■ **THE PROBLEM**
From the listing, collect all lines containing the word "کشاورزی".

— Start of DATA PROVIDED —

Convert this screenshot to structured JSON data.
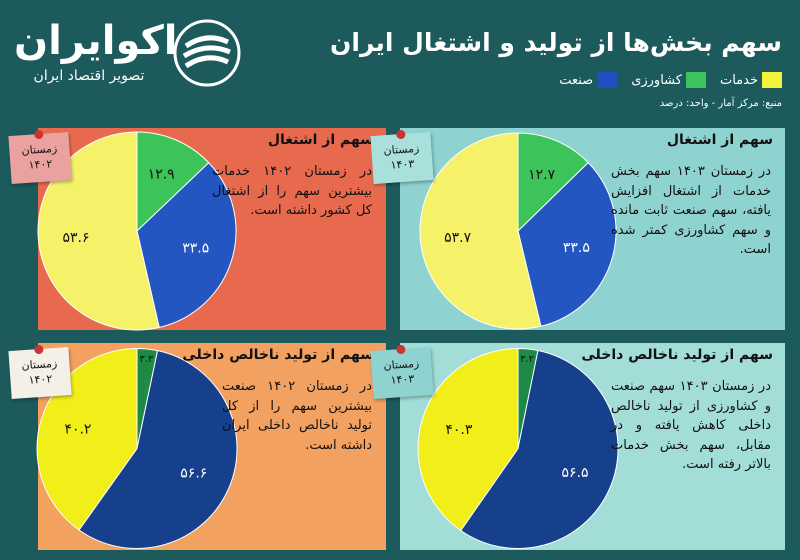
{
  "header": {
    "logo": "اکوایران",
    "tagline": "تصویر اقتصاد ایران",
    "title": "سهم بخش‌ها از تولید و اشتغال ایران",
    "source": "منبع: مرکز آمار - واحد: درصد"
  },
  "legend": {
    "labels": [
      "خدمات",
      "کشاورزی",
      "صنعت"
    ],
    "colors": [
      "#f5f23a",
      "#3cc35a",
      "#1f4fc0"
    ]
  },
  "chart_data": [
    {
      "type": "pie",
      "title": "سهم از اشتغال",
      "season": "زمستان ۱۴۰۲",
      "note": "در زمستان ۱۴۰۲ خدمات بیشترین سهم را از اشتغال کل کشور داشته است.",
      "values": [
        12.9,
        33.5,
        53.6
      ],
      "value_labels": [
        "۱۲.۹",
        "۳۳.۵",
        "۵۳.۶"
      ],
      "colors": [
        "#3cc35a",
        "#2456c2",
        "#f5f26a"
      ]
    },
    {
      "type": "pie",
      "title": "سهم از اشتغال",
      "season": "زمستان ۱۴۰۳",
      "note": "در زمستان ۱۴۰۳ سهم بخش خدمات از اشتغال افزایش یافته، سهم صنعت ثابت مانده و سهم کشاورزی کمتر شده است.",
      "values": [
        12.7,
        33.5,
        53.7
      ],
      "value_labels": [
        "۱۲.۷",
        "۳۳.۵",
        "۵۳.۷"
      ],
      "colors": [
        "#3cc35a",
        "#2456c2",
        "#f5f26a"
      ]
    },
    {
      "type": "pie",
      "title": "سهم از تولید ناخالص داخلی",
      "season": "زمستان ۱۴۰۲",
      "note": "در زمستان ۱۴۰۲ صنعت بیشترین سهم را از کل تولید ناخالص داخلی ایران داشته است.",
      "values": [
        3.3,
        56.6,
        40.2
      ],
      "value_labels": [
        "۳.۳",
        "۵۶.۶",
        "۴۰.۲"
      ],
      "colors": [
        "#1e8a45",
        "#163f8c",
        "#f2ee1a"
      ]
    },
    {
      "type": "pie",
      "title": "سهم از تولید ناخالص داخلی",
      "season": "زمستان ۱۴۰۳",
      "note": "در زمستان ۱۴۰۳ سهم صنعت و کشاورزی از تولید ناخالص داخلی کاهش یافته و در مقابل، سهم بخش خدمات بالاتر رفته است.",
      "values": [
        3.2,
        56.5,
        40.3
      ],
      "value_labels": [
        "۳.۲",
        "۵۶.۵",
        "۴۰.۳"
      ],
      "colors": [
        "#1e8a45",
        "#163f8c",
        "#f2ee1a"
      ]
    }
  ]
}
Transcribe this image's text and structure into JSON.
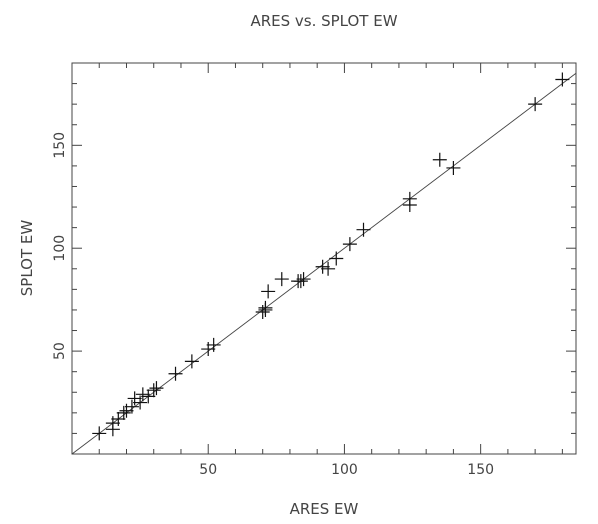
{
  "chart_data": {
    "type": "scatter",
    "title": "ARES vs. SPLOT EW",
    "xlabel": "ARES EW",
    "ylabel": "SPLOT EW",
    "xlim": [
      0,
      185
    ],
    "ylim": [
      0,
      190
    ],
    "xticks_labeled": [
      50,
      100,
      150
    ],
    "yticks_labeled": [
      50,
      100,
      150
    ],
    "minor_tick_step": 10,
    "grid": false,
    "marker": "plus",
    "reference_line": {
      "type": "y=x",
      "from": 0,
      "to": 185
    },
    "points": [
      [
        10,
        10
      ],
      [
        15,
        12
      ],
      [
        15,
        15
      ],
      [
        17,
        17
      ],
      [
        19,
        20
      ],
      [
        20,
        21
      ],
      [
        22,
        23
      ],
      [
        23,
        27
      ],
      [
        25,
        25
      ],
      [
        26,
        29
      ],
      [
        28,
        28
      ],
      [
        30,
        31
      ],
      [
        31,
        32
      ],
      [
        38,
        39
      ],
      [
        44,
        45
      ],
      [
        50,
        51
      ],
      [
        52,
        53
      ],
      [
        70,
        69
      ],
      [
        71,
        70
      ],
      [
        71,
        71
      ],
      [
        72,
        79
      ],
      [
        77,
        85
      ],
      [
        83,
        84
      ],
      [
        84,
        84
      ],
      [
        85,
        85
      ],
      [
        92,
        91
      ],
      [
        94,
        90
      ],
      [
        97,
        95
      ],
      [
        102,
        102
      ],
      [
        107,
        109
      ],
      [
        124,
        124
      ],
      [
        124,
        121
      ],
      [
        135,
        143
      ],
      [
        140,
        139
      ],
      [
        170,
        170
      ],
      [
        180,
        182
      ]
    ]
  }
}
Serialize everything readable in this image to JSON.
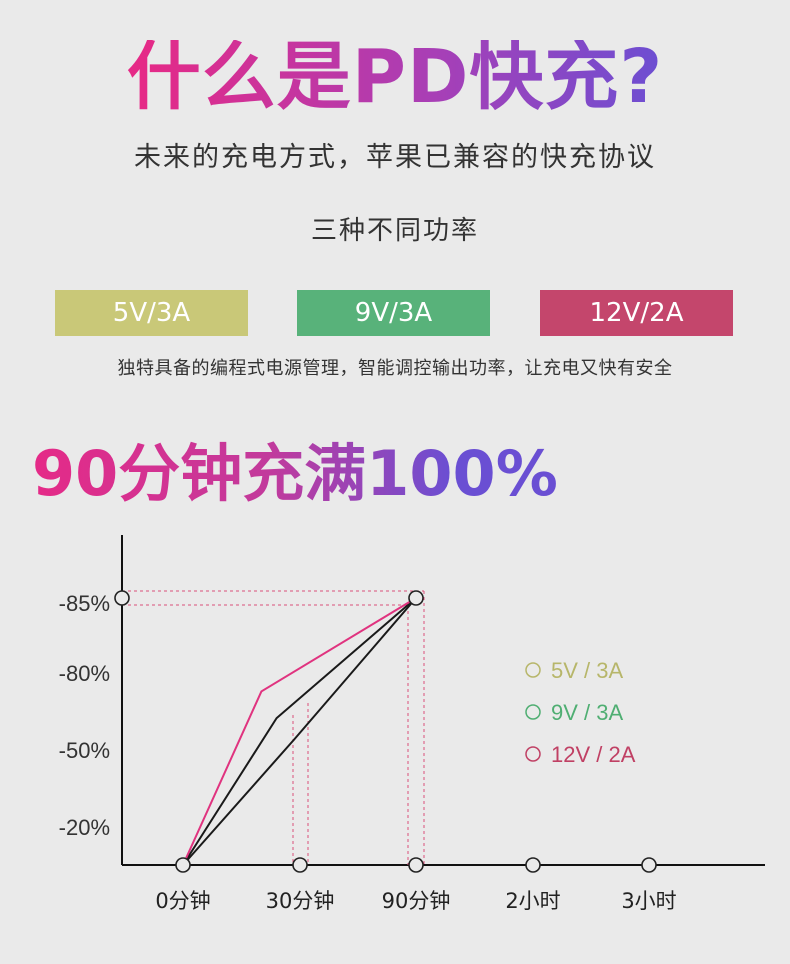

— End of DATA PROVIDED —

■ **WRITTEN SOLUTION**
      "کشاورزی",
      "note": "در زمستان ۱۴۰۳ سهم بخش خدمات از اشتغال افزایش یافته، سهم صنعت ثابت مانده و سهم کشاورزی کمتر شده است.",
      "note": "در زمستان ۱۴۰۳ سهم صنعت و کشاورزی از تولید ناخالص داخلی کاهش یافته و در مقابل، سهم بخش خدمات بالاتر رفته است.",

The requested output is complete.